__Given data__
○ ○ ○
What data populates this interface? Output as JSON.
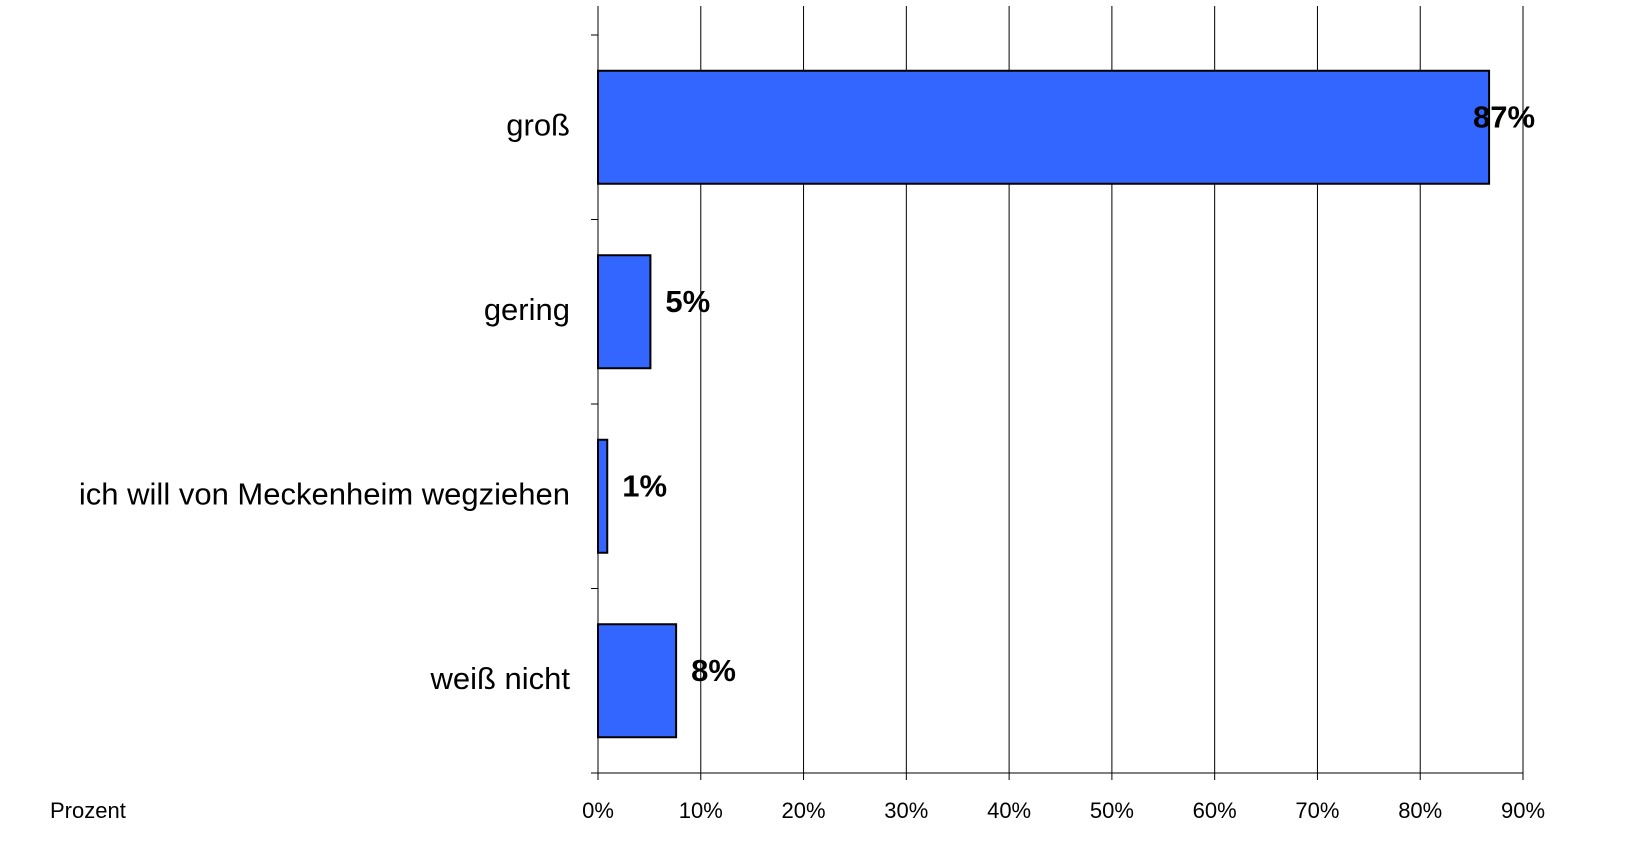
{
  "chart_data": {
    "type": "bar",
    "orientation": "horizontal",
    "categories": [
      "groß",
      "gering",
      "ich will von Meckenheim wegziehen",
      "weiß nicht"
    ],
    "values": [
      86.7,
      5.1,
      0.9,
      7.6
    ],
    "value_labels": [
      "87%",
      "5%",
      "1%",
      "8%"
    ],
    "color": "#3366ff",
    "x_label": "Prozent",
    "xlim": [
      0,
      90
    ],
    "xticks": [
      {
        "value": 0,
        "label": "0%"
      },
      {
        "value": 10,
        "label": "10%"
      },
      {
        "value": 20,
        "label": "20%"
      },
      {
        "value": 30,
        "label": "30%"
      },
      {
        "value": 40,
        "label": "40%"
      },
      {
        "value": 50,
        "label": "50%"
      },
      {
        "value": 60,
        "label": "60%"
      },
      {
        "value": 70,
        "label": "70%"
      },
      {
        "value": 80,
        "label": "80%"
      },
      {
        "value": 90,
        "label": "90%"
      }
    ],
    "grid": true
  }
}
○ ○ ○
__Exercise directions__
Keep the pictures out of your copy, and repeat every entry above exactly.

__The result__
What data populates this interface? Output as JSON.
{
  "chart_data": {
    "type": "bar",
    "orientation": "horizontal",
    "categories": [
      "groß",
      "gering",
      "ich will von Meckenheim wegziehen",
      "weiß nicht"
    ],
    "values": [
      86.7,
      5.1,
      0.9,
      7.6
    ],
    "value_labels": [
      "87%",
      "5%",
      "1%",
      "8%"
    ],
    "color": "#3366ff",
    "x_label": "Prozent",
    "xlim": [
      0,
      90
    ],
    "xticks": [
      {
        "value": 0,
        "label": "0%"
      },
      {
        "value": 10,
        "label": "10%"
      },
      {
        "value": 20,
        "label": "20%"
      },
      {
        "value": 30,
        "label": "30%"
      },
      {
        "value": 40,
        "label": "40%"
      },
      {
        "value": 50,
        "label": "50%"
      },
      {
        "value": 60,
        "label": "60%"
      },
      {
        "value": 70,
        "label": "70%"
      },
      {
        "value": 80,
        "label": "80%"
      },
      {
        "value": 90,
        "label": "90%"
      }
    ],
    "grid": true
  }
}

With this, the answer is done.